The HSBC manufacturing PMI for September continues to contract, but at least it’s doing so at a slower pace. Taken together with the increase in the index of core industries, which rose 3.7% in August, the highest in nine months, the data could be interpreted as a troughing out of industrial growth; after all, factory output in July rose 4% month-on-month adjusted seasonally. Within IIP, manufacturing perked up 3% albeit helped by sharp spikes in a few items. The more optimistic will point to loan growth of 17-18% yoy growth over the last four fortnights compared with a more subdued 14-15% yoy increase before that. And Hero Motors has done well to report a 16% yoy jump in volumes while the 37% yoy jump in tractor sales at Mahindra and Mahindra reflects rural demand remains robust in September. Throw in the double-digit pick-up in exports for July and August, and some semblance of stability in the currency and it would seem like the revival is almost here. It may be premature, however, to be calling it a bottom.

→ Job 1: Copy the listing word for word, from its first line down to the line containing "svg-text:10: 10: [58, 150, 75, 167]", with both of those lines included.

Stored dataset items:
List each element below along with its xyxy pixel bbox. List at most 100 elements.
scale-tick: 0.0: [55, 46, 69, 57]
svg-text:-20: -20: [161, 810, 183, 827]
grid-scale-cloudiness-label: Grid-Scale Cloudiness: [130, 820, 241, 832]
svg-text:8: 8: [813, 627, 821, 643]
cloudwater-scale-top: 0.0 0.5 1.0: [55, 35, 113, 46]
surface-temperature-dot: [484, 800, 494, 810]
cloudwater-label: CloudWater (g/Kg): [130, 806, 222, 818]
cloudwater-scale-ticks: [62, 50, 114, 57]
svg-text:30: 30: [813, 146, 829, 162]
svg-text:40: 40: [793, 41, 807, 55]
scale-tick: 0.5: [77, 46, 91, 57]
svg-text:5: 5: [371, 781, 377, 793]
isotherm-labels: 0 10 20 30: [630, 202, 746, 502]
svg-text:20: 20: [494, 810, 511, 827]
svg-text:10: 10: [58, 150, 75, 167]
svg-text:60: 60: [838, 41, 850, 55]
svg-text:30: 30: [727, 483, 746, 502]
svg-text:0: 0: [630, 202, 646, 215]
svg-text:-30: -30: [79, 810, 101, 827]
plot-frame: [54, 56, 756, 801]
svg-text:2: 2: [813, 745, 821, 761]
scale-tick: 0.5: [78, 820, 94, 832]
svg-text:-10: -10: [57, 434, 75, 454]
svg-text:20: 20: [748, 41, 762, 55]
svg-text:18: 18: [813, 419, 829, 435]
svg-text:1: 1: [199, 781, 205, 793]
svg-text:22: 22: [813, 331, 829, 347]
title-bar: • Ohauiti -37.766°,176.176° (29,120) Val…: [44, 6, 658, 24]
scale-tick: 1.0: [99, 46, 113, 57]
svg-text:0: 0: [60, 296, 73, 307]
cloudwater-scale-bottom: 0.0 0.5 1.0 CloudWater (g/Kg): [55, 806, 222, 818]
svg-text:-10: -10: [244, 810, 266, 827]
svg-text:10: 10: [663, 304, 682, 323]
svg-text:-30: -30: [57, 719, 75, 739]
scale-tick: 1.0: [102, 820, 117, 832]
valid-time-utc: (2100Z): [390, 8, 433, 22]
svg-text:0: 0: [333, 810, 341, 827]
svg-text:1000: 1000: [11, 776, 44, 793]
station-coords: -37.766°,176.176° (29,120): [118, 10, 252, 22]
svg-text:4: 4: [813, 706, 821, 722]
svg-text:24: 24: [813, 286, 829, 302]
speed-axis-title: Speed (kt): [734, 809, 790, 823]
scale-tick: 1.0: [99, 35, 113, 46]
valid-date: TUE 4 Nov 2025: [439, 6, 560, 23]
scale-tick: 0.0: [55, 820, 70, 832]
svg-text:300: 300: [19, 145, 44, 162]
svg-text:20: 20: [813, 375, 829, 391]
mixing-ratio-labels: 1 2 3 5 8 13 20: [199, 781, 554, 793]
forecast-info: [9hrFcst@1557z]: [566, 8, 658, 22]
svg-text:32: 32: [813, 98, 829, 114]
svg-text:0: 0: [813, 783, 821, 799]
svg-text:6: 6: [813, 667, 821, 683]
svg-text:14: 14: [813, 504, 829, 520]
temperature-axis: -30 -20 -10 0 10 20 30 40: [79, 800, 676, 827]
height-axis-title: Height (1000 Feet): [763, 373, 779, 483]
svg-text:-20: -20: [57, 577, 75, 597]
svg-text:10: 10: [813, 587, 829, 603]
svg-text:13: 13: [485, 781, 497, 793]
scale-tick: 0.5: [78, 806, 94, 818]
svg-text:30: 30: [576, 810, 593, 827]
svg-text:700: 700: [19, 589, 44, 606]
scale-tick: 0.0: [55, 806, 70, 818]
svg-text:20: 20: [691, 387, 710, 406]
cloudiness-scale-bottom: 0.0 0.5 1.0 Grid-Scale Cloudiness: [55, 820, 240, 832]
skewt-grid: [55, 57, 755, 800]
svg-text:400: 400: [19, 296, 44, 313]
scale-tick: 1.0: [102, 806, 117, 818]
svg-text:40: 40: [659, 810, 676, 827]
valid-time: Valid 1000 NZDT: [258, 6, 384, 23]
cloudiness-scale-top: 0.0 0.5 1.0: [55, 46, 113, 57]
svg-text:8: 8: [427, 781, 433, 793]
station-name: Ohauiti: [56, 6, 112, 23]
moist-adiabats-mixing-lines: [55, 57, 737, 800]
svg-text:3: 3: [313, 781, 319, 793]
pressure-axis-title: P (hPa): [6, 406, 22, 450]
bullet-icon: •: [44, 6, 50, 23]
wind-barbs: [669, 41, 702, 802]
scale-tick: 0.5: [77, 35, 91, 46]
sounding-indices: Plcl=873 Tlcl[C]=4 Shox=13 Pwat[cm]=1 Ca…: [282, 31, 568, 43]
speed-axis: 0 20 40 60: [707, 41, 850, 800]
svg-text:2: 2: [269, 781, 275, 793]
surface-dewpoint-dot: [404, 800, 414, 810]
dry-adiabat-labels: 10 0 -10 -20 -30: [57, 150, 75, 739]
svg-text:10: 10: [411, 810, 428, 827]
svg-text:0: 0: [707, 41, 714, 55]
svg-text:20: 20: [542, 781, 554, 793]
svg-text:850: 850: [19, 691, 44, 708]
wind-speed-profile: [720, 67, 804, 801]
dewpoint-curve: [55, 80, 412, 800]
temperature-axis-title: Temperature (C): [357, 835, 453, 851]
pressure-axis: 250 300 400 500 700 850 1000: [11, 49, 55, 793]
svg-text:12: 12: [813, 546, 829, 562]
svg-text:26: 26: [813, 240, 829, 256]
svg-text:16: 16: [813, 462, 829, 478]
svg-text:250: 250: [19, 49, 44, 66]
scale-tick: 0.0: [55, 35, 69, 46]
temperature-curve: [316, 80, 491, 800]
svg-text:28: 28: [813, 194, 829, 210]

→ Job 2:
Answer these questions from the passage on manufacturing and industrial growth:
(a) By how much did the index of core industries rise in August?
(b) What year-on-year jump in tractor sales does the passage attribute to Mahindra and Mahindra?
(c) What year-on-year loan growth was recorded over the last four fortnights?

→ Correct response 1:
List each element below along with its xyxy pixel bbox. List at most 100 elements.
scale-tick: 0.0: [55, 46, 69, 57]
svg-text:-20: -20: [161, 810, 183, 827]
grid-scale-cloudiness-label: Grid-Scale Cloudiness: [130, 820, 241, 832]
svg-text:8: 8: [813, 627, 821, 643]
cloudwater-scale-top: 0.0 0.5 1.0: [55, 35, 113, 46]
surface-temperature-dot: [484, 800, 494, 810]
cloudwater-label: CloudWater (g/Kg): [130, 806, 222, 818]
cloudwater-scale-ticks: [62, 50, 114, 57]
svg-text:30: 30: [813, 146, 829, 162]
svg-text:40: 40: [793, 41, 807, 55]
scale-tick: 0.5: [77, 46, 91, 57]
svg-text:5: 5: [371, 781, 377, 793]
isotherm-labels: 0 10 20 30: [630, 202, 746, 502]
svg-text:20: 20: [494, 810, 511, 827]
svg-text:10: 10: [58, 150, 75, 167]

→ Correct response 2:
(a) 3.7%
(b) 37%
(c) 17-18%